## DIRECTION
Print all entries word for word.

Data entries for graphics
§ §
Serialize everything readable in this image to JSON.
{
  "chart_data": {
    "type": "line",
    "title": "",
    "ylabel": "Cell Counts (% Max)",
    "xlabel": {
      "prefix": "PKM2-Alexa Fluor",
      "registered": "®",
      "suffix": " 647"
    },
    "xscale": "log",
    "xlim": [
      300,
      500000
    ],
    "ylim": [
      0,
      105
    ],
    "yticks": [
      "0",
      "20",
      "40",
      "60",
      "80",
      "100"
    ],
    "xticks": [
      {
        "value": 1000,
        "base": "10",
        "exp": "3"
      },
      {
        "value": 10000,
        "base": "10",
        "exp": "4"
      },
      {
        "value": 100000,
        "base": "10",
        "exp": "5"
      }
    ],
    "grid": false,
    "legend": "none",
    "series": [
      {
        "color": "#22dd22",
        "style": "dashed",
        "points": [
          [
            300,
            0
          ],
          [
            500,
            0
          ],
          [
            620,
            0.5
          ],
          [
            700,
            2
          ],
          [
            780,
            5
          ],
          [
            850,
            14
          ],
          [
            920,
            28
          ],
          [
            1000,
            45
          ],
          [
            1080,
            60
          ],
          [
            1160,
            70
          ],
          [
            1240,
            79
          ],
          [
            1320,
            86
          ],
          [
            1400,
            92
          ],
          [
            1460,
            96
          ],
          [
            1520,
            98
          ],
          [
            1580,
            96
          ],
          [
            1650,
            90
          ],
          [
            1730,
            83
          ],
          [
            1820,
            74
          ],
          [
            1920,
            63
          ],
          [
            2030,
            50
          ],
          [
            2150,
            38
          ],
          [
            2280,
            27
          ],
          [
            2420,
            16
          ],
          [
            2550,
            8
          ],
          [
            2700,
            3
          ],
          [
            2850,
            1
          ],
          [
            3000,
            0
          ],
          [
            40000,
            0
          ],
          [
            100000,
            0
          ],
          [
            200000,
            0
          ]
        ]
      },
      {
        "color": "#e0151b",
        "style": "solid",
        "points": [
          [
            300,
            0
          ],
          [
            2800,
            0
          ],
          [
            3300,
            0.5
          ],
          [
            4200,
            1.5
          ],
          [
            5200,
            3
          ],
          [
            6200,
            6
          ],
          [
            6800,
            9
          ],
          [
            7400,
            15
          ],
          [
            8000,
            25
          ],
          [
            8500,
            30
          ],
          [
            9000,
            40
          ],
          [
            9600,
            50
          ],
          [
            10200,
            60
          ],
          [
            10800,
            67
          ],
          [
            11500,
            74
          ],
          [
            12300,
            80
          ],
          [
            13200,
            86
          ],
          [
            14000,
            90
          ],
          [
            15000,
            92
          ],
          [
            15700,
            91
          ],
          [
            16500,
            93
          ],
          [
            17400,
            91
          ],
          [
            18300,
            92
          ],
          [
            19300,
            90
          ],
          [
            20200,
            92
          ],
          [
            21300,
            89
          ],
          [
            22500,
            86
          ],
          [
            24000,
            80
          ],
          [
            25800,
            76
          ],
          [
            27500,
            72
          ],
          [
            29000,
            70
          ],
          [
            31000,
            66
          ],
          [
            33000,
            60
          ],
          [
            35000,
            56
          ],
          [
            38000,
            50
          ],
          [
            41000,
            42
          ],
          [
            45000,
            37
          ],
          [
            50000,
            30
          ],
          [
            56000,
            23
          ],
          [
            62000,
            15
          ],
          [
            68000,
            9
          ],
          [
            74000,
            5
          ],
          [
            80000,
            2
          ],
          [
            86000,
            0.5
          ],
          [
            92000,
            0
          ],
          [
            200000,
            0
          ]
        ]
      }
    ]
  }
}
§ §
## EXERCISE SOLUTION
Serialize everything readable in this image to JSON.
{
  "chart_data": {
    "type": "line",
    "title": "",
    "ylabel": "Cell Counts (% Max)",
    "xlabel": {
      "prefix": "PKM2-Alexa Fluor",
      "registered": "®",
      "suffix": " 647"
    },
    "xscale": "log",
    "xlim": [
      300,
      500000
    ],
    "ylim": [
      0,
      105
    ],
    "yticks": [
      "0",
      "20",
      "40",
      "60",
      "80",
      "100"
    ],
    "xticks": [
      {
        "value": 1000,
        "base": "10",
        "exp": "3"
      },
      {
        "value": 10000,
        "base": "10",
        "exp": "4"
      },
      {
        "value": 100000,
        "base": "10",
        "exp": "5"
      }
    ],
    "grid": false,
    "legend": "none",
    "series": [
      {
        "color": "#22dd22",
        "style": "dashed",
        "points": [
          [
            300,
            0
          ],
          [
            500,
            0
          ],
          [
            620,
            0.5
          ],
          [
            700,
            2
          ],
          [
            780,
            5
          ],
          [
            850,
            14
          ],
          [
            920,
            28
          ],
          [
            1000,
            45
          ],
          [
            1080,
            60
          ],
          [
            1160,
            70
          ],
          [
            1240,
            79
          ],
          [
            1320,
            86
          ],
          [
            1400,
            92
          ],
          [
            1460,
            96
          ],
          [
            1520,
            98
          ],
          [
            1580,
            96
          ],
          [
            1650,
            90
          ],
          [
            1730,
            83
          ],
          [
            1820,
            74
          ],
          [
            1920,
            63
          ],
          [
            2030,
            50
          ],
          [
            2150,
            38
          ],
          [
            2280,
            27
          ],
          [
            2420,
            16
          ],
          [
            2550,
            8
          ],
          [
            2700,
            3
          ],
          [
            2850,
            1
          ],
          [
            3000,
            0
          ],
          [
            40000,
            0
          ],
          [
            100000,
            0
          ],
          [
            200000,
            0
          ]
        ]
      },
      {
        "color": "#e0151b",
        "style": "solid",
        "points": [
          [
            300,
            0
          ],
          [
            2800,
            0
          ],
          [
            3300,
            0.5
          ],
          [
            4200,
            1.5
          ],
          [
            5200,
            3
          ],
          [
            6200,
            6
          ],
          [
            6800,
            9
          ],
          [
            7400,
            15
          ],
          [
            8000,
            25
          ],
          [
            8500,
            30
          ],
          [
            9000,
            40
          ],
          [
            9600,
            50
          ],
          [
            10200,
            60
          ],
          [
            10800,
            67
          ],
          [
            11500,
            74
          ],
          [
            12300,
            80
          ],
          [
            13200,
            86
          ],
          [
            14000,
            90
          ],
          [
            15000,
            92
          ],
          [
            15700,
            91
          ],
          [
            16500,
            93
          ],
          [
            17400,
            91
          ],
          [
            18300,
            92
          ],
          [
            19300,
            90
          ],
          [
            20200,
            92
          ],
          [
            21300,
            89
          ],
          [
            22500,
            86
          ],
          [
            24000,
            80
          ],
          [
            25800,
            76
          ],
          [
            27500,
            72
          ],
          [
            29000,
            70
          ],
          [
            31000,
            66
          ],
          [
            33000,
            60
          ],
          [
            35000,
            56
          ],
          [
            38000,
            50
          ],
          [
            41000,
            42
          ],
          [
            45000,
            37
          ],
          [
            50000,
            30
          ],
          [
            56000,
            23
          ],
          [
            62000,
            15
          ],
          [
            68000,
            9
          ],
          [
            74000,
            5
          ],
          [
            80000,
            2
          ],
          [
            86000,
            0.5
          ],
          [
            92000,
            0
          ],
          [
            200000,
            0
          ]
        ]
      }
    ]
  }
}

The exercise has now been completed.